The exercise> Below is a listing; reproduce each line of it exactly.

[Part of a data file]
——————————

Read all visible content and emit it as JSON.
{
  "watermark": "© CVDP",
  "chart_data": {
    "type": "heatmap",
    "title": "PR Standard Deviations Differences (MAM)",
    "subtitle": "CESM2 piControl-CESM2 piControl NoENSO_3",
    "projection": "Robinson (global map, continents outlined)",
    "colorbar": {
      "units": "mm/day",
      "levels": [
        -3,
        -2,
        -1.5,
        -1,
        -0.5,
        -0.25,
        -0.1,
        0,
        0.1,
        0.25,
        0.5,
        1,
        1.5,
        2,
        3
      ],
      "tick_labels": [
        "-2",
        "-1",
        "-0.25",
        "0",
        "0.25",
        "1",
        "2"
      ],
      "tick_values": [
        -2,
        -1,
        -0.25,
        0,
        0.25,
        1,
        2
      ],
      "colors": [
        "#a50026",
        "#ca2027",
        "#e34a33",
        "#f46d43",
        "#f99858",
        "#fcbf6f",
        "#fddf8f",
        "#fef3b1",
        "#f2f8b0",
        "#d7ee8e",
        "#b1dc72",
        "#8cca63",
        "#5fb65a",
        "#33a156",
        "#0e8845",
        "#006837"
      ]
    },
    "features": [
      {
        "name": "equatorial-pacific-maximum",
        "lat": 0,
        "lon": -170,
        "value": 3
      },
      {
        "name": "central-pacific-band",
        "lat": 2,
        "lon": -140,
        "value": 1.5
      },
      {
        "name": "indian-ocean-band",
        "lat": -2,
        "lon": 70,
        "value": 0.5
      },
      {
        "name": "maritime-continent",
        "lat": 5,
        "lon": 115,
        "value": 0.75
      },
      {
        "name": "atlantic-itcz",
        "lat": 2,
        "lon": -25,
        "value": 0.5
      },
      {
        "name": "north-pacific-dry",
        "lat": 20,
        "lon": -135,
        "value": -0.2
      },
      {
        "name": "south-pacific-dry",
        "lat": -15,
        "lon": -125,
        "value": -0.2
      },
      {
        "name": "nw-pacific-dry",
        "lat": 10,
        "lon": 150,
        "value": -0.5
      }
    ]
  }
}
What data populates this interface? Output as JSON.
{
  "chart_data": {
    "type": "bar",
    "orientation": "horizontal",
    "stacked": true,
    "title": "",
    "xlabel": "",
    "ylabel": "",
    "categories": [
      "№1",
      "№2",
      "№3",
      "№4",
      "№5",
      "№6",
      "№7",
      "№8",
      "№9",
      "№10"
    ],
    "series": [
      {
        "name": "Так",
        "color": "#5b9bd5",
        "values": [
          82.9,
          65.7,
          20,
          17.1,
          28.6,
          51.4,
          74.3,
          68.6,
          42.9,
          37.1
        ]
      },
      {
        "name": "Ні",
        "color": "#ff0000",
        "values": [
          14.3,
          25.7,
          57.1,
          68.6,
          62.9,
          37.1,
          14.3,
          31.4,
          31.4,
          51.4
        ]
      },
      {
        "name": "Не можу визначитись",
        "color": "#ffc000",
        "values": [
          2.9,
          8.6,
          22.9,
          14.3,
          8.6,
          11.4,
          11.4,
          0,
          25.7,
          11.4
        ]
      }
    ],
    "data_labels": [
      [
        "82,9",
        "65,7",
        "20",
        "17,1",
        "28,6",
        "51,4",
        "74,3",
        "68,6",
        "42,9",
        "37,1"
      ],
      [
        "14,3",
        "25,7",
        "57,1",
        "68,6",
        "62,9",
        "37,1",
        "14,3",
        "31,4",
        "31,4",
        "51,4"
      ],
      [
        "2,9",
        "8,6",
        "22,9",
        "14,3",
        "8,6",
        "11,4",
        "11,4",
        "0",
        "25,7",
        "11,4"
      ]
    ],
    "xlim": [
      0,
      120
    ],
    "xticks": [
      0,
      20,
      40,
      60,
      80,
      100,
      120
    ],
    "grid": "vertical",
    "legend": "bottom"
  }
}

——————————

Written answer>
Read all visible content and emit it as JSON.
{
  "watermark": "© CVDP",
  "chart_data": {
    "type": "heatmap",
    "title": "PR Standard Deviations Differences (MAM)",
    "subtitle": "CESM2 piControl-CESM2 piControl NoENSO_3",
    "projection": "Robinson (global map, continents outlined)",
    "colorbar": {
      "units": "mm/day",
      "levels": [
        -3,
        -2,
        -1.5,
        -1,
        -0.5,
        -0.25,
        -0.1,
        0,
        0.1,
        0.25,
        0.5,
        1,
        1.5,
        2,
        3
      ],
      "tick_labels": [
        "-2",
        "-1",
        "-0.25",
        "0",
        "0.25",
        "1",
        "2"
      ],
      "tick_values": [
        -2,
        -1,
        -0.25,
        0,
        0.25,
        1,
        2
      ],
      "colors": [
        "#a50026",
        "#ca2027",
        "#e34a33",
        "#f46d43",
        "#f99858",
        "#fcbf6f",
        "#fddf8f",
        "#fef3b1",
        "#f2f8b0",
        "#d7ee8e",
        "#b1dc72",
        "#8cca63",
        "#5fb65a",
        "#33a156",
        "#0e8845",
        "#006837"
      ]
    },
    "features": [
      {
        "name": "equatorial-pacific-maximum",
        "lat": 0,
        "lon": -170,
        "value": 3
      },
      {
        "name": "central-pacific-band",
        "lat": 2,
        "lon": -140,
        "value": 1.5
      },
      {
        "name": "indian-ocean-band",
        "lat": -2,
        "lon": 70,
        "value": 0.5
      },
      {
        "name": "maritime-continent",
        "lat": 5,
        "lon": 115,
        "value": 0.75
      },
      {
        "name": "atlantic-itcz",
        "lat": 2,
        "lon": -25,
        "value": 0.5
      },
      {
        "name": "north-pacific-dry",
        "lat": 20,
        "lon": -135,
        "value": -0.2
      },
      {
        "name": "south-pacific-dry",
        "lat": -15,
        "lon": -125,
        "value": -0.2
      },
      {
        "name": "nw-pacific-dry",
        "lat": 10,
        "lon": 150,
        "value": -0.5
      }
    ]
  }
}
What data populates this interface? Output as JSON.
{
  "chart_data": {
    "type": "bar",
    "orientation": "horizontal",
    "stacked": true,
    "title": "",
    "xlabel": "",
    "ylabel": "",
    "categories": [
      "№1",
      "№2",
      "№3",
      "№4",
      "№5",
      "№6",
      "№7",
      "№8",
      "№9",
      "№10"
    ],
    "series": [
      {
        "name": "Так",
        "color": "#5b9bd5",
        "values": [
          82.9,
          65.7,
          20,
          17.1,
          28.6,
          51.4,
          74.3,
          68.6,
          42.9,
          37.1
        ]
      },
      {
        "name": "Ні",
        "color": "#ff0000",
        "values": [
          14.3,
          25.7,
          57.1,
          68.6,
          62.9,
          37.1,
          14.3,
          31.4,
          31.4,
          51.4
        ]
      },
      {
        "name": "Не можу визначитись",
        "color": "#ffc000",
        "values": [
          2.9,
          8.6,
          22.9,
          14.3,
          8.6,
          11.4,
          11.4,
          0,
          25.7,
          11.4
        ]
      }
    ],
    "data_labels": [
      [
        "82,9",
        "65,7",
        "20",
        "17,1",
        "28,6",
        "51,4",
        "74,3",
        "68,6",
        "42,9",
        "37,1"
      ],
      [
        "14,3",
        "25,7",
        "57,1",
        "68,6",
        "62,9",
        "37,1",
        "14,3",
        "31,4",
        "31,4",
        "51,4"
      ],
      [
        "2,9",
        "8,6",
        "22,9",
        "14,3",
        "8,6",
        "11,4",
        "11,4",
        "0",
        "25,7",
        "11,4"
      ]
    ],
    "xlim": [
      0,
      120
    ],
    "xticks": [
      0,
      20,
      40,
      60,
      80,
      100,
      120
    ],
    "grid": "vertical",
    "legend": "bottom"
  }
}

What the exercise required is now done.